* [Instruction]:
Can you copy every line of the records below word for word, with nothing changed?
--- Start Given data ---
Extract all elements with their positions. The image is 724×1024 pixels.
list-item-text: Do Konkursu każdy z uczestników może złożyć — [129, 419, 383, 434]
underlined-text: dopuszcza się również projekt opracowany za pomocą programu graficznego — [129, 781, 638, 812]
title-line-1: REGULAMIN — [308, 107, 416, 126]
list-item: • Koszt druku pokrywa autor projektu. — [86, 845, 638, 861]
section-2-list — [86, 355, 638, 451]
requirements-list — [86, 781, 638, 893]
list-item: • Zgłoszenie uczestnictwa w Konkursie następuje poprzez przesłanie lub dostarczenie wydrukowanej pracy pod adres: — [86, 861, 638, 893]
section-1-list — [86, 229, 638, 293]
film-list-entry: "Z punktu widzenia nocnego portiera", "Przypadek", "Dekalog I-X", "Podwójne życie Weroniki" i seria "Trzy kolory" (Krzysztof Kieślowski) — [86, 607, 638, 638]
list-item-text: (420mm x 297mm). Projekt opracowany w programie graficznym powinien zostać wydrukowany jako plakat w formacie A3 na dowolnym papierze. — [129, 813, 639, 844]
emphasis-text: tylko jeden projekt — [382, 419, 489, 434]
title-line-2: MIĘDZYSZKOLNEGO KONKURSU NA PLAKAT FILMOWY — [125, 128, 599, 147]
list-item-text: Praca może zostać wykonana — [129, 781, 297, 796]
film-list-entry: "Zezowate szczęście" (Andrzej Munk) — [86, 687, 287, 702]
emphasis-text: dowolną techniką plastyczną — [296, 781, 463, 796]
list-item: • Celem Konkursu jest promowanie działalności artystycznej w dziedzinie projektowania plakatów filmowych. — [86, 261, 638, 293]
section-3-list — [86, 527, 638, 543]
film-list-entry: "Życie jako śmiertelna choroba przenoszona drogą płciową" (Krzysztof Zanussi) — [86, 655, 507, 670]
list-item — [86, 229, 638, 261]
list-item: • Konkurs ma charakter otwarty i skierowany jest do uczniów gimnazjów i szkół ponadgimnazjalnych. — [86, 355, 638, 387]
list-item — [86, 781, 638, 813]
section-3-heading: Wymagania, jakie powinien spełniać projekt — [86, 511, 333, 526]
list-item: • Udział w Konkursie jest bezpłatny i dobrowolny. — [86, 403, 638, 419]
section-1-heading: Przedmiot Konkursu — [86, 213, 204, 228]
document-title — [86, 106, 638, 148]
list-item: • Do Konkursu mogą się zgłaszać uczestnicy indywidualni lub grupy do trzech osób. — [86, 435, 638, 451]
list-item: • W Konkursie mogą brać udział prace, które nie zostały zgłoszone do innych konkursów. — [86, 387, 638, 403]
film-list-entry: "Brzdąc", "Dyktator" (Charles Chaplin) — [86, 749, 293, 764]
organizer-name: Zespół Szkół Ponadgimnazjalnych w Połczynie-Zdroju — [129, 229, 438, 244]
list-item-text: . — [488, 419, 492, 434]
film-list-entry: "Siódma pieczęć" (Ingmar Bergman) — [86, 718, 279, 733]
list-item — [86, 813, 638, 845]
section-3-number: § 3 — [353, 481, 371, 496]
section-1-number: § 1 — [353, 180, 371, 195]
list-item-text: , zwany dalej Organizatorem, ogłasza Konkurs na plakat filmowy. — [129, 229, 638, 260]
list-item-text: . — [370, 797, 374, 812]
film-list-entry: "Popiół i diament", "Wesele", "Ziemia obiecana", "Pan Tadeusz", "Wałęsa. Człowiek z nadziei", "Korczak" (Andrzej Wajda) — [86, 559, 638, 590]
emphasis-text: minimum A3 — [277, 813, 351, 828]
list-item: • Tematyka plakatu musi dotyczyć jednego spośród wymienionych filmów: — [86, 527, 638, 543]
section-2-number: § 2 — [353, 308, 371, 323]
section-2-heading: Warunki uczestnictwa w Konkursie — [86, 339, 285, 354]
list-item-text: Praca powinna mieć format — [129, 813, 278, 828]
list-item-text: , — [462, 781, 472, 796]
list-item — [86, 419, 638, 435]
--- End Given data ---
* [Reply to the task]:
Extract all elements with their positions. The image is 724×1024 pixels.
list-item-text: Do Konkursu każdy z uczestników może złożyć — [129, 419, 383, 434]
underlined-text: dopuszcza się również projekt opracowany za pomocą programu graficznego — [129, 781, 638, 812]
title-line-1: REGULAMIN — [308, 107, 416, 126]
list-item: • Koszt druku pokrywa autor projektu. — [86, 845, 638, 861]
section-2-list — [86, 355, 638, 451]
requirements-list — [86, 781, 638, 893]
list-item: • Zgłoszenie uczestnictwa w Konkursie następuje poprzez przesłanie lub dostarczenie wydrukowanej pracy pod adres: — [86, 861, 638, 893]
section-1-list — [86, 229, 638, 293]
film-list-entry: "Z punktu widzenia nocnego portiera", "Przypadek", "Dekalog I-X", "Podwójne życie Weroniki" i seria "Trzy kolory" (Krzysztof Kieślowski) — [86, 607, 638, 638]
list-item-text: (420mm x 297mm). Projekt opracowany w programie graficznym powinien zostać wydrukowany jako plakat w formacie A3 na dowolnym papierze. — [129, 813, 639, 844]
emphasis-text: tylko jeden projekt — [382, 419, 489, 434]
title-line-2: MIĘDZYSZKOLNEGO KONKURSU NA PLAKAT FILMOWY — [125, 128, 599, 147]
list-item-text: Praca może zostać wykonana — [129, 781, 297, 796]
film-list-entry: "Zezowate szczęście" (Andrzej Munk) — [86, 687, 287, 702]
emphasis-text: dowolną techniką plastyczną — [296, 781, 463, 796]
list-item: • Celem Konkursu jest promowanie działalności artystycznej w dziedzinie projektowania plakatów filmowych. — [86, 261, 638, 293]
section-3-list — [86, 527, 638, 543]
film-list-entry: "Życie jako śmiertelna choroba przenoszona drogą płciową" (Krzysztof Zanussi) — [86, 655, 507, 670]
list-item — [86, 229, 638, 261]
list-item: • Konkurs ma charakter otwarty i skierowany jest do uczniów gimnazjów i szkół ponadgimnazjalnych. — [86, 355, 638, 387]
list-item — [86, 781, 638, 813]
section-3-heading: Wymagania, jakie powinien spełniać projekt — [86, 511, 333, 526]
list-item: • Udział w Konkursie jest bezpłatny i dobrowolny. — [86, 403, 638, 419]
section-1-heading: Przedmiot Konkursu — [86, 213, 204, 228]
document-title — [86, 106, 638, 148]
list-item: • Do Konkursu mogą się zgłaszać uczestnicy indywidualni lub grupy do trzech osób. — [86, 435, 638, 451]
list-item: • W Konkursie mogą brać udział prace, które nie zostały zgłoszone do innych konkursów. — [86, 387, 638, 403]
film-list-entry: "Brzdąc", "Dyktator" (Charles Chaplin) — [86, 749, 293, 764]
organizer-name: Zespół Szkół Ponadgimnazjalnych w Połczynie-Zdroju — [129, 229, 438, 244]
list-item-text: . — [488, 419, 492, 434]
film-list-entry: "Siódma pieczęć" (Ingmar Bergman) — [86, 718, 279, 733]
list-item — [86, 813, 638, 845]
section-3-number: § 3 — [353, 481, 371, 496]
section-1-number: § 1 — [353, 180, 371, 195]
list-item-text: , zwany dalej Organizatorem, ogłasza Konkurs na plakat filmowy. — [129, 229, 638, 260]
list-item-text: . — [370, 797, 374, 812]
film-list-entry: "Popiół i diament", "Wesele", "Ziemia obiecana", "Pan Tadeusz", "Wałęsa. Człowiek z nadziei", "Korczak" (Andrzej Wajda) — [86, 559, 638, 590]
emphasis-text: minimum A3 — [277, 813, 351, 828]
list-item: • Tematyka plakatu musi dotyczyć jednego spośród wymienionych filmów: — [86, 527, 638, 543]
section-2-number: § 2 — [353, 308, 371, 323]
section-2-heading: Warunki uczestnictwa w Konkursie — [86, 339, 285, 354]
list-item-text: Praca powinna mieć format — [129, 813, 278, 828]
list-item-text: , — [462, 781, 472, 796]
list-item — [86, 419, 638, 435]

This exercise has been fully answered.